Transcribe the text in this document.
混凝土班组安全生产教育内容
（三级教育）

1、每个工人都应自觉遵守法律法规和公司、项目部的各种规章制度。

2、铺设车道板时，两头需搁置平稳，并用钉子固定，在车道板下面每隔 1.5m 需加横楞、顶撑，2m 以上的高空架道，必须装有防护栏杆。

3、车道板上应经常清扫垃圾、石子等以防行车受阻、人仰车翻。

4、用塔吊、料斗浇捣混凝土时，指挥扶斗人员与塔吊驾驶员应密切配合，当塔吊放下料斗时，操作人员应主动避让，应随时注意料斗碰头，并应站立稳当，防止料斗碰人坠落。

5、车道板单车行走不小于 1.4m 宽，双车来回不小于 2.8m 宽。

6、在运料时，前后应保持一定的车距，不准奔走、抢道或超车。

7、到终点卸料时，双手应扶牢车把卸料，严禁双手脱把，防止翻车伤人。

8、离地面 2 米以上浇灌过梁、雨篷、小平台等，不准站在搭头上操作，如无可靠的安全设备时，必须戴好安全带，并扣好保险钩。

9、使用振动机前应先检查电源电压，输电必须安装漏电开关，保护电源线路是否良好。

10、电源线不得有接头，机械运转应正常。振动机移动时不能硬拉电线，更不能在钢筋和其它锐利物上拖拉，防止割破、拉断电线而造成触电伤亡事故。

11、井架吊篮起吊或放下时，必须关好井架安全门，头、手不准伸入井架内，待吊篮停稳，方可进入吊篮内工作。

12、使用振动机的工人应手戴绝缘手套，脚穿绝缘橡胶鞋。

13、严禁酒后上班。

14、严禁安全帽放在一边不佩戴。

______________________________

▸ **WHAT YOU ARE ASKED TO DO**: Restate the data above word for word.

▸ **FINAL RESULT**:
Transcribe the text in this document.
混凝土班组安全生产教育内容
（三级教育）

1、每个工人都应自觉遵守法律法规和公司、项目部的各种规章制度。

2、铺设车道板时，两头需搁置平稳，并用钉子固定，在车道板下面每隔 1.5m 需加横楞、顶撑，2m 以上的高空架道，必须装有防护栏杆。

3、车道板上应经常清扫垃圾、石子等以防行车受阻、人仰车翻。

4、用塔吊、料斗浇捣混凝土时，指挥扶斗人员与塔吊驾驶员应密切配合，当塔吊放下料斗时，操作人员应主动避让，应随时注意料斗碰头，并应站立稳当，防止料斗碰人坠落。

5、车道板单车行走不小于 1.4m 宽，双车来回不小于 2.8m 宽。

6、在运料时，前后应保持一定的车距，不准奔走、抢道或超车。

7、到终点卸料时，双手应扶牢车把卸料，严禁双手脱把，防止翻车伤人。

8、离地面 2 米以上浇灌过梁、雨篷、小平台等，不准站在搭头上操作，如无可靠的安全设备时，必须戴好安全带，并扣好保险钩。

9、使用振动机前应先检查电源电压，输电必须安装漏电开关，保护电源线路是否良好。

10、电源线不得有接头，机械运转应正常。振动机移动时不能硬拉电线，更不能在钢筋和其它锐利物上拖拉，防止割破、拉断电线而造成触电伤亡事故。

11、井架吊篮起吊或放下时，必须关好井架安全门，头、手不准伸入井架内，待吊篮停稳，方可进入吊篮内工作。

12、使用振动机的工人应手戴绝缘手套，脚穿绝缘橡胶鞋。

13、严禁酒后上班。

14、严禁安全帽放在一边不佩戴。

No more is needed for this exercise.